Extracted data entries:
[Begin]
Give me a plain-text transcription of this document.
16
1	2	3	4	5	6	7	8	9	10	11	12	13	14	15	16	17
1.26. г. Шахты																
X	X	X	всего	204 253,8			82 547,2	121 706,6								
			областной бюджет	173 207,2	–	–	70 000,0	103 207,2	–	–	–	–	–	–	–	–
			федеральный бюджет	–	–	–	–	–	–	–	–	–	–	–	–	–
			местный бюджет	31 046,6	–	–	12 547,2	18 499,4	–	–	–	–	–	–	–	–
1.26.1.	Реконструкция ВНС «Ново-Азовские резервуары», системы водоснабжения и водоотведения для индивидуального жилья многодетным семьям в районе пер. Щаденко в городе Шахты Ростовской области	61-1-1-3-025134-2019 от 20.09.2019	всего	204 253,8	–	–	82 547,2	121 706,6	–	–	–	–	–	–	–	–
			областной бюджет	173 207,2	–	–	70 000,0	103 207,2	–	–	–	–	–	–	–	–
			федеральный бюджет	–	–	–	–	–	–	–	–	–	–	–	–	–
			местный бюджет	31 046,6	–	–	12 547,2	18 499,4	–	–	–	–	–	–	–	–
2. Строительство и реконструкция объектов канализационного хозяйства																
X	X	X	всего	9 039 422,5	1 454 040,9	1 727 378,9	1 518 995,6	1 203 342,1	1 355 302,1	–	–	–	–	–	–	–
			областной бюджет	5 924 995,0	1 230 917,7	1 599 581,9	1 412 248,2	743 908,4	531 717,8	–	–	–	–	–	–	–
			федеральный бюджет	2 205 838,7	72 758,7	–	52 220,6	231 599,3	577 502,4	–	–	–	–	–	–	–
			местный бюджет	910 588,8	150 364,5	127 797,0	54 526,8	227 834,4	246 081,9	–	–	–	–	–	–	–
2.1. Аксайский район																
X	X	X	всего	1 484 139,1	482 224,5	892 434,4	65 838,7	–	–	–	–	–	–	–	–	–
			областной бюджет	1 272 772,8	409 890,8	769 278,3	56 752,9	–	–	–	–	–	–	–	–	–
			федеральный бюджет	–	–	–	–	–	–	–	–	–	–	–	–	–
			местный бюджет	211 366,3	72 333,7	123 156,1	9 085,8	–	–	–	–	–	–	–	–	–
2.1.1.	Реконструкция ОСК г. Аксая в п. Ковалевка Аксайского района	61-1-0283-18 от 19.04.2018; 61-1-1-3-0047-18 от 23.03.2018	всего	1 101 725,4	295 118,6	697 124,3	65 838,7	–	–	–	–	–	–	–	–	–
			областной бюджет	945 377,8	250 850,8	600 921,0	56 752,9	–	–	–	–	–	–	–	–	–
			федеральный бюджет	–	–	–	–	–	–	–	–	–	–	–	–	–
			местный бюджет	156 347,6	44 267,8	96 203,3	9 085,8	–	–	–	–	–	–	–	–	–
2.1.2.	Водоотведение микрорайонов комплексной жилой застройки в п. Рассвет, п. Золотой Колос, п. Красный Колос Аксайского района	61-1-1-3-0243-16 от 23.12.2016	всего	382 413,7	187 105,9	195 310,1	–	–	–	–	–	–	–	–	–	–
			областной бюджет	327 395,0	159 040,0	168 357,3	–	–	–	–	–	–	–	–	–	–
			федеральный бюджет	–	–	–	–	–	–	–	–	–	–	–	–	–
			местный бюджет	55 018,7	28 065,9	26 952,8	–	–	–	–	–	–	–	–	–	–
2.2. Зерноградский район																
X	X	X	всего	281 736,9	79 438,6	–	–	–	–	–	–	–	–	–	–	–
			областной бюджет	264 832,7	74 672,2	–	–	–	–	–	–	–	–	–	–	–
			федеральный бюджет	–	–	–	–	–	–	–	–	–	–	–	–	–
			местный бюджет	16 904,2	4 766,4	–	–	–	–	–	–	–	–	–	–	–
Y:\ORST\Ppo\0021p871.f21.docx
[End]
# EXERCISE TASK
Quote the whole listing above, leaving nothing out.

# REPLY
Give me a plain-text transcription of this document.
16
1	2	3	4	5	6	7	8	9	10	11	12	13	14	15	16	17
1.26. г. Шахты																
X	X	X	всего	204 253,8			82 547,2	121 706,6								
			областной бюджет	173 207,2	–	–	70 000,0	103 207,2	–	–	–	–	–	–	–	–
			федеральный бюджет	–	–	–	–	–	–	–	–	–	–	–	–	–
			местный бюджет	31 046,6	–	–	12 547,2	18 499,4	–	–	–	–	–	–	–	–
1.26.1.	Реконструкция ВНС «Ново-Азовские резервуары», системы водоснабжения и водоотведения для индивидуального жилья многодетным семьям в районе пер. Щаденко в городе Шахты Ростовской области	61-1-1-3-025134-2019 от 20.09.2019	всего	204 253,8	–	–	82 547,2	121 706,6	–	–	–	–	–	–	–	–
			областной бюджет	173 207,2	–	–	70 000,0	103 207,2	–	–	–	–	–	–	–	–
			федеральный бюджет	–	–	–	–	–	–	–	–	–	–	–	–	–
			местный бюджет	31 046,6	–	–	12 547,2	18 499,4	–	–	–	–	–	–	–	–
2. Строительство и реконструкция объектов канализационного хозяйства																
X	X	X	всего	9 039 422,5	1 454 040,9	1 727 378,9	1 518 995,6	1 203 342,1	1 355 302,1	–	–	–	–	–	–	–
			областной бюджет	5 924 995,0	1 230 917,7	1 599 581,9	1 412 248,2	743 908,4	531 717,8	–	–	–	–	–	–	–
			федеральный бюджет	2 205 838,7	72 758,7	–	52 220,6	231 599,3	577 502,4	–	–	–	–	–	–	–
			местный бюджет	910 588,8	150 364,5	127 797,0	54 526,8	227 834,4	246 081,9	–	–	–	–	–	–	–
2.1. Аксайский район																
X	X	X	всего	1 484 139,1	482 224,5	892 434,4	65 838,7	–	–	–	–	–	–	–	–	–
			областной бюджет	1 272 772,8	409 890,8	769 278,3	56 752,9	–	–	–	–	–	–	–	–	–
			федеральный бюджет	–	–	–	–	–	–	–	–	–	–	–	–	–
			местный бюджет	211 366,3	72 333,7	123 156,1	9 085,8	–	–	–	–	–	–	–	–	–
2.1.1.	Реконструкция ОСК г. Аксая в п. Ковалевка Аксайского района	61-1-0283-18 от 19.04.2018; 61-1-1-3-0047-18 от 23.03.2018	всего	1 101 725,4	295 118,6	697 124,3	65 838,7	–	–	–	–	–	–	–	–	–
			областной бюджет	945 377,8	250 850,8	600 921,0	56 752,9	–	–	–	–	–	–	–	–	–
			федеральный бюджет	–	–	–	–	–	–	–	–	–	–	–	–	–
			местный бюджет	156 347,6	44 267,8	96 203,3	9 085,8	–	–	–	–	–	–	–	–	–
2.1.2.	Водоотведение микрорайонов комплексной жилой застройки в п. Рассвет, п. Золотой Колос, п. Красный Колос Аксайского района	61-1-1-3-0243-16 от 23.12.2016	всего	382 413,7	187 105,9	195 310,1	–	–	–	–	–	–	–	–	–	–
			областной бюджет	327 395,0	159 040,0	168 357,3	–	–	–	–	–	–	–	–	–	–
			федеральный бюджет	–	–	–	–	–	–	–	–	–	–	–	–	–
			местный бюджет	55 018,7	28 065,9	26 952,8	–	–	–	–	–	–	–	–	–	–
2.2. Зерноградский район																
X	X	X	всего	281 736,9	79 438,6	–	–	–	–	–	–	–	–	–	–	–
			областной бюджет	264 832,7	74 672,2	–	–	–	–	–	–	–	–	–	–	–
			федеральный бюджет	–	–	–	–	–	–	–	–	–	–	–	–	–
			местный бюджет	16 904,2	4 766,4	–	–	–	–	–	–	–	–	–	–	–
Y:\ORST\Ppo\0021p871.f21.docx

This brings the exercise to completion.